**Stated goal**
Gather all lines with "Secure" from the records.

--- Start of Supplied records ---

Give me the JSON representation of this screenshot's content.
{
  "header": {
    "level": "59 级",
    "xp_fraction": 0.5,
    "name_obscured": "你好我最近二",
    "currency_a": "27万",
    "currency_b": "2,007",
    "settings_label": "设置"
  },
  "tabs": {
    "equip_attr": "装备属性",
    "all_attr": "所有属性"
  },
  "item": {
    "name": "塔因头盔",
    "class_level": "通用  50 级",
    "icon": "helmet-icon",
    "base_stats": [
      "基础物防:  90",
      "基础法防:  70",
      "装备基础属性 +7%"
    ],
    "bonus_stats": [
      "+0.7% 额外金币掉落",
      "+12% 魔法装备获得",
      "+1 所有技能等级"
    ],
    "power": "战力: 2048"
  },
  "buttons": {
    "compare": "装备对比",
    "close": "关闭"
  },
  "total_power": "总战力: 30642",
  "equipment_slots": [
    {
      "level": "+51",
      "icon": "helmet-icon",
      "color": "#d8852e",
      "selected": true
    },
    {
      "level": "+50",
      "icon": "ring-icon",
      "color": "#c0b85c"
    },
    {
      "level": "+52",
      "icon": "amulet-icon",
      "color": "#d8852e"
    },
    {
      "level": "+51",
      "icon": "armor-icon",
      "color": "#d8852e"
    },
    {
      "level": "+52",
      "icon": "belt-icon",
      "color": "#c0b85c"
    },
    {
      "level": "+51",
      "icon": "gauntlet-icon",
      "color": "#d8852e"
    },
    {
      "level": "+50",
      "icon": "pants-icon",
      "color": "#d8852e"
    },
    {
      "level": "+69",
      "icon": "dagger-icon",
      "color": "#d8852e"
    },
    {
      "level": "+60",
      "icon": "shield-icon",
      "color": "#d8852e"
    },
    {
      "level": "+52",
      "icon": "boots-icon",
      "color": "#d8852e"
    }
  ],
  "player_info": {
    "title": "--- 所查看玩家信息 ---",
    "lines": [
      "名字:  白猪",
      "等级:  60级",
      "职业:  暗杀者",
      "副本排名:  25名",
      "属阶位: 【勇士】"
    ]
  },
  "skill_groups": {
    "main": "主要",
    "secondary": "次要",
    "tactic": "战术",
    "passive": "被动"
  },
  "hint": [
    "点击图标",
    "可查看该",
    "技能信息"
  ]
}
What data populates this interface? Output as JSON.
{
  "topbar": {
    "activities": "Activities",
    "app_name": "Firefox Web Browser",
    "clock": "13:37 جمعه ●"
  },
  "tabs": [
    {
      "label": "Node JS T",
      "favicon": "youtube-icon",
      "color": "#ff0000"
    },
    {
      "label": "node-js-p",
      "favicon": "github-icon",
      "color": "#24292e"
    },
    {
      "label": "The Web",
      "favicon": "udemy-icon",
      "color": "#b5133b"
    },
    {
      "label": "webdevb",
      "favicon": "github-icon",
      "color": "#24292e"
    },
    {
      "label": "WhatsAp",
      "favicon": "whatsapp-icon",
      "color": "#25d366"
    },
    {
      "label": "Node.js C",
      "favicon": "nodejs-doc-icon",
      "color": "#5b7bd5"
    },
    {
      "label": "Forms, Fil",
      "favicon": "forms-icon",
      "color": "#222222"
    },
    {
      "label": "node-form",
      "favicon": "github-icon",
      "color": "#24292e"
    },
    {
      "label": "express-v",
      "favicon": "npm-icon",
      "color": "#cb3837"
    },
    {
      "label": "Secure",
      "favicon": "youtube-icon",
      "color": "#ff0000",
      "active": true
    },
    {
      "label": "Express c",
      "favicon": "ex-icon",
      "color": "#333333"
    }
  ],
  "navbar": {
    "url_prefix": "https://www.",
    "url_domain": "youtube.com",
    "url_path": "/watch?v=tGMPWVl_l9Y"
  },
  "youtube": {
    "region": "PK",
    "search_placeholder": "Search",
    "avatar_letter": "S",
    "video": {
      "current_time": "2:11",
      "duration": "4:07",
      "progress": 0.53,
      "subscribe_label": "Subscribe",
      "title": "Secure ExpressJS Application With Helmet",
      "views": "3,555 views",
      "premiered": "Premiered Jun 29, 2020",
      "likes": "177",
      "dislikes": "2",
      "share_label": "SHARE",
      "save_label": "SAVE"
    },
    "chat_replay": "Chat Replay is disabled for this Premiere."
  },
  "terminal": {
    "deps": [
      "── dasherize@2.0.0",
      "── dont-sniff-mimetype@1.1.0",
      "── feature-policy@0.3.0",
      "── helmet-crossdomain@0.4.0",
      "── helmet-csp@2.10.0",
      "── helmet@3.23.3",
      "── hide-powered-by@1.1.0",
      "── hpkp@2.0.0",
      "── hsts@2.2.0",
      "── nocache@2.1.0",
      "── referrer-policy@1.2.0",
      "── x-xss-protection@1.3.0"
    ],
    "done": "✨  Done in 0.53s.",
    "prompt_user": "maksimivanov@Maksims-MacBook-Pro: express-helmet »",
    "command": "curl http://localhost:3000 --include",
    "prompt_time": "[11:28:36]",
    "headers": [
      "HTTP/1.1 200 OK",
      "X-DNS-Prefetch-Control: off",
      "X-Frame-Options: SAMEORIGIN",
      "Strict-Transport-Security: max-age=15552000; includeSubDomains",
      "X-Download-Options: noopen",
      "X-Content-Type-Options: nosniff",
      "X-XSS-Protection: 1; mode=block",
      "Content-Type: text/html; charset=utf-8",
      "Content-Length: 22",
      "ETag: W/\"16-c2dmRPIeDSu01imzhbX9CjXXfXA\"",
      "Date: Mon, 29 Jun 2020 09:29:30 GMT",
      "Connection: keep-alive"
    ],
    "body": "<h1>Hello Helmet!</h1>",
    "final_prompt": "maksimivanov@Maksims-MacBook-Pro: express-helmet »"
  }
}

--- End of Supplied records ---

**Solved exercise**
      "label": "Secure",
      "title": "Secure ExpressJS Application With Helmet",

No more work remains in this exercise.